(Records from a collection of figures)
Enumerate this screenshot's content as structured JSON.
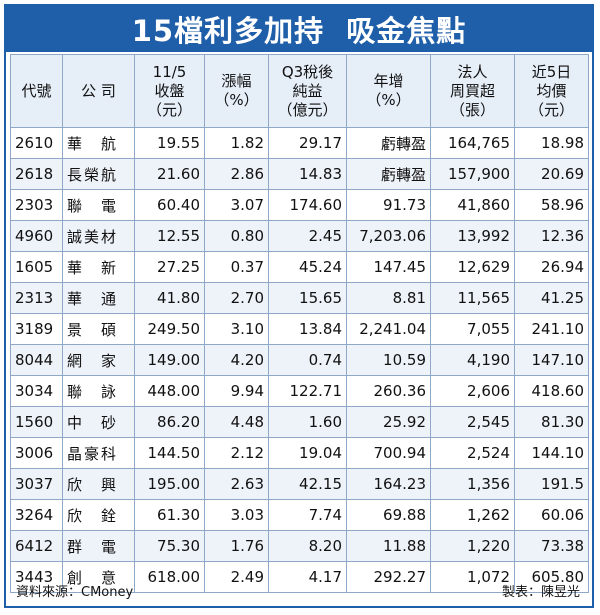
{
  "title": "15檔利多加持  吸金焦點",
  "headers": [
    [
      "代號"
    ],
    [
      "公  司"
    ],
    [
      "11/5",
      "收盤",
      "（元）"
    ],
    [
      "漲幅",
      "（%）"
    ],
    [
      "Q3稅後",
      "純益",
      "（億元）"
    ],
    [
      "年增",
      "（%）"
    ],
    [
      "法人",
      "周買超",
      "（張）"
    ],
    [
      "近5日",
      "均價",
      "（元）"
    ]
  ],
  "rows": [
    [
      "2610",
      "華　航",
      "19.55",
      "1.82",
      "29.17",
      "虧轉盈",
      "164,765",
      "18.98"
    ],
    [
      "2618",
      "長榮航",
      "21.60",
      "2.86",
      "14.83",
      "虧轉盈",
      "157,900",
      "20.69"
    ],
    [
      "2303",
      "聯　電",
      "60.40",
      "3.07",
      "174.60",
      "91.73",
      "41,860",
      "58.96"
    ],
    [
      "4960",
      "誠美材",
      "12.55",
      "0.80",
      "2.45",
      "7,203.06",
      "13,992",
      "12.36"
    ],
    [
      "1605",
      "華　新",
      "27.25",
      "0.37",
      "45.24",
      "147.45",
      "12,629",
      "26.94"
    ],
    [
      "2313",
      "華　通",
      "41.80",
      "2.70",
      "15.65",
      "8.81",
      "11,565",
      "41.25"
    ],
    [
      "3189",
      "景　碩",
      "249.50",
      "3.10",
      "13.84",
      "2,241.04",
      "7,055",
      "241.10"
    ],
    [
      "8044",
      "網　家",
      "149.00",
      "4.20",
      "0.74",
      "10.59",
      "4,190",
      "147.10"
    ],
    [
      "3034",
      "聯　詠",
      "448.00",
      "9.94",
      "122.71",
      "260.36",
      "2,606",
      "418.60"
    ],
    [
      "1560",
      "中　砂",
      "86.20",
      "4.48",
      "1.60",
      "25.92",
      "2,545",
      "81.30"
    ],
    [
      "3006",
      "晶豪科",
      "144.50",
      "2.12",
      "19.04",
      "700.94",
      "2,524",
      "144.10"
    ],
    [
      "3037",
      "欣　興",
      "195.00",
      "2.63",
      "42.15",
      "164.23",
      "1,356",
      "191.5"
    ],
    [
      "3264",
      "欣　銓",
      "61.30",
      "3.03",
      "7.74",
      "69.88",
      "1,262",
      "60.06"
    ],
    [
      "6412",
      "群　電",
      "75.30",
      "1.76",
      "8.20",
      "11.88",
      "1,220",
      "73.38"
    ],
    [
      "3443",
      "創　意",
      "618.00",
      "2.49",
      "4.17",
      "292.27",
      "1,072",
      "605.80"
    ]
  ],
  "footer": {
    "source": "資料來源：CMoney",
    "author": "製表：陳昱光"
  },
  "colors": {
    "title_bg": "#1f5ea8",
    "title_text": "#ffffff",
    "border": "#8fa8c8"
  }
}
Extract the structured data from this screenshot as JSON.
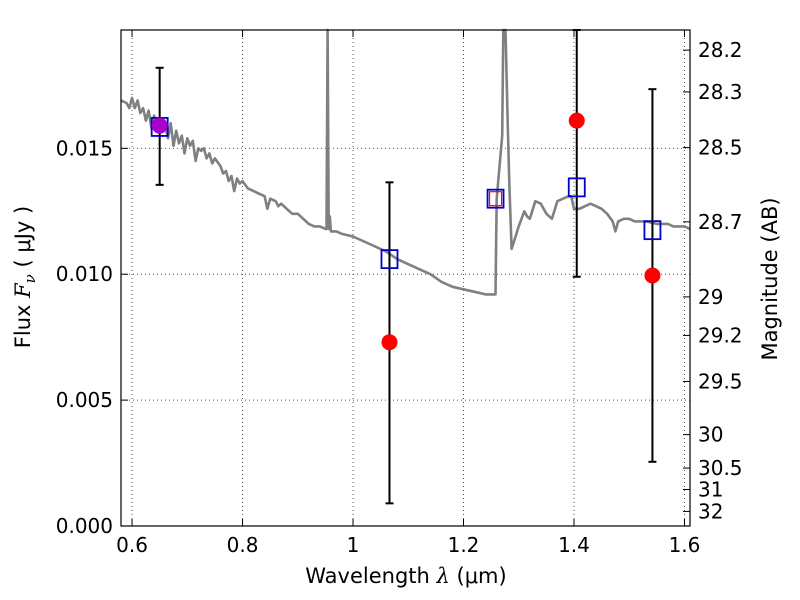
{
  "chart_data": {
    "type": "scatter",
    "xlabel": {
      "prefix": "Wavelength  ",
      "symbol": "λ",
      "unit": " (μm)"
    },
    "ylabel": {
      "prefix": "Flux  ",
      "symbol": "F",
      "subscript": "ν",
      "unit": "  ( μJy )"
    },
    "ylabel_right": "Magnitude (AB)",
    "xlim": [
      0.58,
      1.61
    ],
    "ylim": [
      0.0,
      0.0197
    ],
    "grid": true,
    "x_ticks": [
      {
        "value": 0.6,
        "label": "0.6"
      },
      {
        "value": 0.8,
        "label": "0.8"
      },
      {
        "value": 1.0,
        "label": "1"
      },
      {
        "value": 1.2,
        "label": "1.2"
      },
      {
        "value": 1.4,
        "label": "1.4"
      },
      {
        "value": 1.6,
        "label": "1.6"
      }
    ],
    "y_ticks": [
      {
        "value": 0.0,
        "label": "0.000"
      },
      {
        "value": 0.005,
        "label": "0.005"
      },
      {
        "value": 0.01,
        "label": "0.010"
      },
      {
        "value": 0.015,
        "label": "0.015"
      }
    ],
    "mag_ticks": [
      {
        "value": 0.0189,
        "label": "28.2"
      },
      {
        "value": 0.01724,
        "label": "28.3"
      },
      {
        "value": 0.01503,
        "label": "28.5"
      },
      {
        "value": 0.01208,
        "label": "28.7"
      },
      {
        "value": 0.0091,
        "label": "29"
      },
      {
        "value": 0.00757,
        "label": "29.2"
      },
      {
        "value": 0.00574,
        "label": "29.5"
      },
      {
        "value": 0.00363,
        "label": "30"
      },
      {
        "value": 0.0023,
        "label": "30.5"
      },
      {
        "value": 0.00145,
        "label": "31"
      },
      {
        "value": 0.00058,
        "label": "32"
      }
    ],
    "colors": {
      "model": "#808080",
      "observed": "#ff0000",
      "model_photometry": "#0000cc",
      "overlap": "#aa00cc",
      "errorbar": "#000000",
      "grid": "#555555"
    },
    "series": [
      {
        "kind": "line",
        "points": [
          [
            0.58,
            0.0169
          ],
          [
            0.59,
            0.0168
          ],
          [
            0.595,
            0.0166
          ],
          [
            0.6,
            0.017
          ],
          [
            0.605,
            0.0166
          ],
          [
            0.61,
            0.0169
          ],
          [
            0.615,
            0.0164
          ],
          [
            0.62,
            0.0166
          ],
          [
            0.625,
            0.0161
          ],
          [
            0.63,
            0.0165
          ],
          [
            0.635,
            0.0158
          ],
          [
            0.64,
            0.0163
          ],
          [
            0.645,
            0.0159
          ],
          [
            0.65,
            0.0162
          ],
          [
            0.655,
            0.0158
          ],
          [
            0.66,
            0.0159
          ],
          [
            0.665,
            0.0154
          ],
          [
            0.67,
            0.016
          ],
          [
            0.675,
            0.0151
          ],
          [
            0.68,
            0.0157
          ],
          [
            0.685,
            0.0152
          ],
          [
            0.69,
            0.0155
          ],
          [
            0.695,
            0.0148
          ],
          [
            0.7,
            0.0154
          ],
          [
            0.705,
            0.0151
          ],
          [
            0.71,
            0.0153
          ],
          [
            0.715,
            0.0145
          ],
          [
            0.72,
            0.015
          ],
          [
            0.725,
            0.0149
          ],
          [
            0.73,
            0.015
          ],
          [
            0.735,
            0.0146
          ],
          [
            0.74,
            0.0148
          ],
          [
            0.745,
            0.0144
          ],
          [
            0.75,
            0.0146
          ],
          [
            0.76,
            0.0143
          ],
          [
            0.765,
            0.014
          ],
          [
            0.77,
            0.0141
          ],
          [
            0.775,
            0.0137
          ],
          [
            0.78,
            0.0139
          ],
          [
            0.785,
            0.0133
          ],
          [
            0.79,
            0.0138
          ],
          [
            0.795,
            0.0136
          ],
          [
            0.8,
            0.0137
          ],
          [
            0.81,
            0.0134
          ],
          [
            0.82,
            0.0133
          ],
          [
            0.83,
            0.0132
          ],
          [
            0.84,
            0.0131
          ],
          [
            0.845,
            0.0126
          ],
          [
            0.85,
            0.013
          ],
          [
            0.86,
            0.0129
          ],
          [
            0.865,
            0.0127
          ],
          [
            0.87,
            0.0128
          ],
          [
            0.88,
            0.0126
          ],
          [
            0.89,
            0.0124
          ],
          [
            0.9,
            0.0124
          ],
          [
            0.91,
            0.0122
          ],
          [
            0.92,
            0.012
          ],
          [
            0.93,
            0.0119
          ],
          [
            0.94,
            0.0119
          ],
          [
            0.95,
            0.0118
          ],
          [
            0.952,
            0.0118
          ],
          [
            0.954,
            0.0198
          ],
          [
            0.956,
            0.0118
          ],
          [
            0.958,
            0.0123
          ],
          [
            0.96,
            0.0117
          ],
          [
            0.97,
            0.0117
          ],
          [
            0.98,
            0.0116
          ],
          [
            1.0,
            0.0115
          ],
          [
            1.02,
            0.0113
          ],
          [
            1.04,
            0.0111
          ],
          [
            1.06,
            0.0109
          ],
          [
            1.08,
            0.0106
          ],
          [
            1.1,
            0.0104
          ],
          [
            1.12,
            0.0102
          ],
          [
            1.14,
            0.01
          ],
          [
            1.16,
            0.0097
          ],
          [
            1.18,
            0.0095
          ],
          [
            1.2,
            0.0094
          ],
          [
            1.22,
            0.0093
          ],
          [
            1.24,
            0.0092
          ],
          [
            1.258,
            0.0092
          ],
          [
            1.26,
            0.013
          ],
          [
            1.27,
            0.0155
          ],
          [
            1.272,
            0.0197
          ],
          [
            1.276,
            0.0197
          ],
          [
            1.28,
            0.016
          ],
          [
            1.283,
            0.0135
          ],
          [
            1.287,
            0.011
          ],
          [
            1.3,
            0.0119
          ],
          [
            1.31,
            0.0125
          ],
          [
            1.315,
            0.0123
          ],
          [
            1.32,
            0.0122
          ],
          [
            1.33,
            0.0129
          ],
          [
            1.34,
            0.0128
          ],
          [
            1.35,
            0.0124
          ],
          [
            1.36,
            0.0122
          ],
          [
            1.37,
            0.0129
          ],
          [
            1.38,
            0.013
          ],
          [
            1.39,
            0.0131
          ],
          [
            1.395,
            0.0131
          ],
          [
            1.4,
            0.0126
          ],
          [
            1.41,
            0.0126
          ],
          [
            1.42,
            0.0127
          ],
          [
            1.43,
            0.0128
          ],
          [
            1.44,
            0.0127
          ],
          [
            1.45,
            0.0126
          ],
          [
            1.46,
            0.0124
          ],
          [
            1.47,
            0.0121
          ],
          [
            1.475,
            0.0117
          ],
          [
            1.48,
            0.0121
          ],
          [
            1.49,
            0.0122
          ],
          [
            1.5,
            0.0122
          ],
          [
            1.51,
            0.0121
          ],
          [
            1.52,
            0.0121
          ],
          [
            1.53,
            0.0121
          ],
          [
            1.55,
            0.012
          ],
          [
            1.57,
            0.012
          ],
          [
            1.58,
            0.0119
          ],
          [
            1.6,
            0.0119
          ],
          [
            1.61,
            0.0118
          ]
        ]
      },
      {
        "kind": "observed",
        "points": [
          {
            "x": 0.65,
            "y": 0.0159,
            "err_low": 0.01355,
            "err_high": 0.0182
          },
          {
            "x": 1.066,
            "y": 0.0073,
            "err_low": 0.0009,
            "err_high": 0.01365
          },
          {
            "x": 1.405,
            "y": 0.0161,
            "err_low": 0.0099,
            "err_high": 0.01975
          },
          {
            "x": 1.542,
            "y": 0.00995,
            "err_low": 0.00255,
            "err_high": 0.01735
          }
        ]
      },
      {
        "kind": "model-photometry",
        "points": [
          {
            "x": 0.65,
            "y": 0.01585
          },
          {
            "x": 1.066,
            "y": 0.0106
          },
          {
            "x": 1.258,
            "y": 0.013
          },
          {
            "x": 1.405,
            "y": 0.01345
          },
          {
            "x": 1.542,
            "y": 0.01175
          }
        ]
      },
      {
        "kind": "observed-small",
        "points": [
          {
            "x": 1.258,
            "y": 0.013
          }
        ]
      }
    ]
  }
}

• What is expected: In the records above, how many lines include the string "kind"? Answer with only the number.

• Complete output: 4